--- START OF Listing ---

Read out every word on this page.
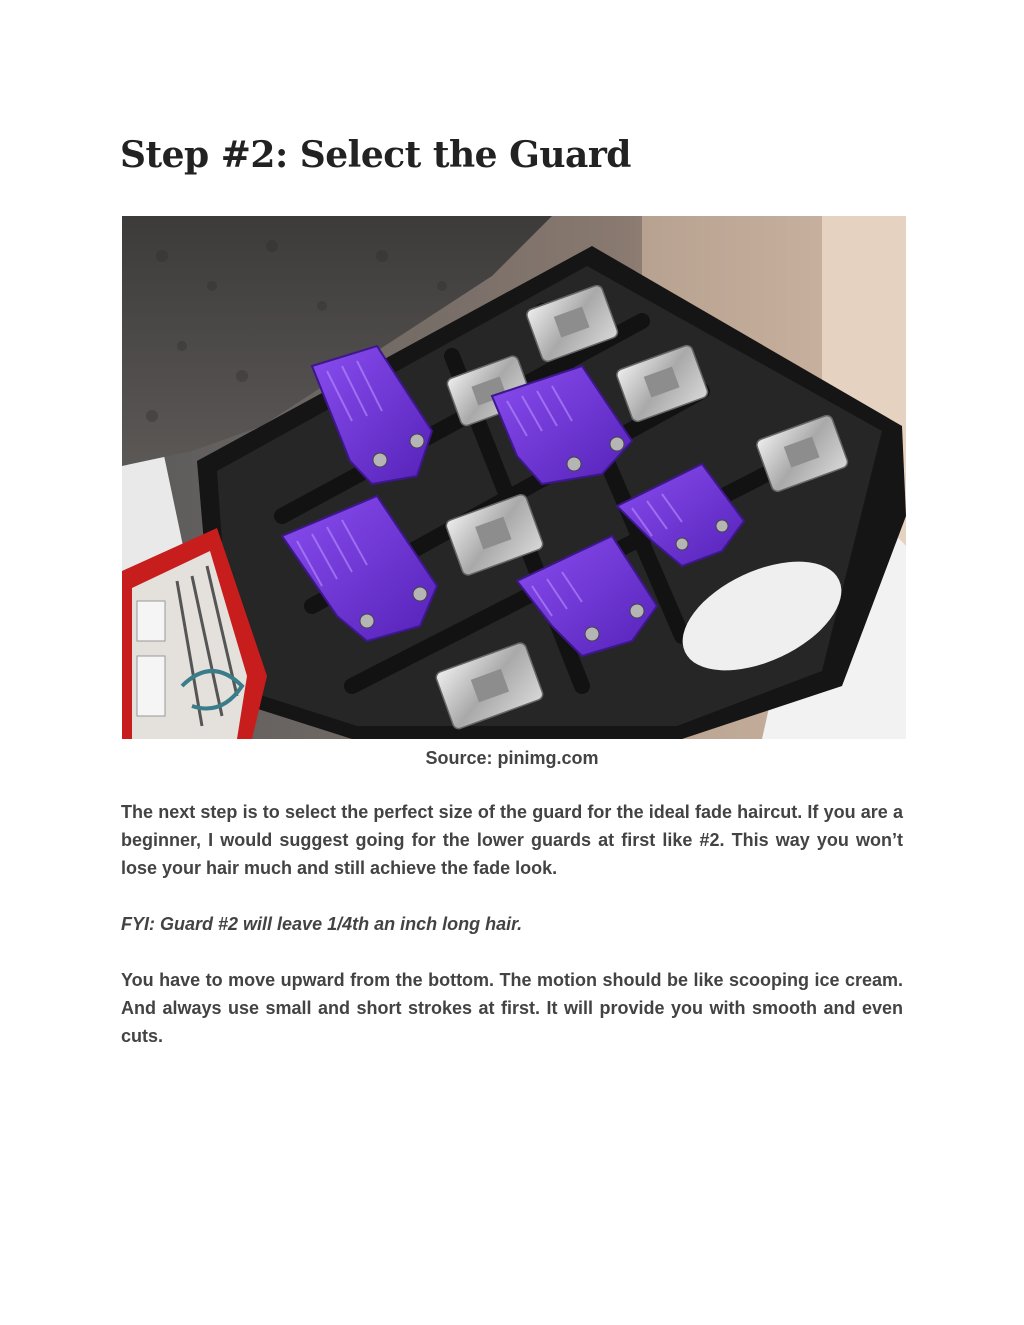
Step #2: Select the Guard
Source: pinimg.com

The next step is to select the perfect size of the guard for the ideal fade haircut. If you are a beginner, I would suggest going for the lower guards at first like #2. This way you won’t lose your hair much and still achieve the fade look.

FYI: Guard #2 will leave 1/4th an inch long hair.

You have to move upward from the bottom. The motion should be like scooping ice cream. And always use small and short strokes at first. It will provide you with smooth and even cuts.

--- END OF Listing ---
--- START OF Listing ---

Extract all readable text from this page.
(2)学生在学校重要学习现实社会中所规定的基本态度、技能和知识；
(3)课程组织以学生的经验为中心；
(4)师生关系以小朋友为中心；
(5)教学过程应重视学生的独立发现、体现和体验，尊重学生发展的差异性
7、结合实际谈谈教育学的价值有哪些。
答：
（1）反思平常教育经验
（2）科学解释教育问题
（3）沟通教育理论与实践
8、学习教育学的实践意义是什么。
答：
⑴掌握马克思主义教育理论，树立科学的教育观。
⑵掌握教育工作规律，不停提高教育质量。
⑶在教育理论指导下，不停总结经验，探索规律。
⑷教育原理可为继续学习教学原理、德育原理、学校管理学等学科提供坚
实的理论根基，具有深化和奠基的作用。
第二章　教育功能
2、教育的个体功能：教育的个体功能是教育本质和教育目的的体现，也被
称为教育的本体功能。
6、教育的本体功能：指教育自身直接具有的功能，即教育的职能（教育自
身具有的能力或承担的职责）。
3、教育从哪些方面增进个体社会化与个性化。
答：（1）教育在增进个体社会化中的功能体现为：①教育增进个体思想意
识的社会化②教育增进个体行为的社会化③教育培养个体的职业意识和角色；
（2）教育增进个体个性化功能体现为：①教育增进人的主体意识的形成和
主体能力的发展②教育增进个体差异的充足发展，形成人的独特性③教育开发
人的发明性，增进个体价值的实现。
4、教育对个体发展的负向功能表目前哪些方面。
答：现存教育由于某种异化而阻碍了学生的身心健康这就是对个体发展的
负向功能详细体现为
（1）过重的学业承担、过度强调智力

--- END OF Listing ---

* Required work
Every line of the records that includes the word "page" should be gathered.

* Reply
Read out every word on this page.
Extract all readable text from this page.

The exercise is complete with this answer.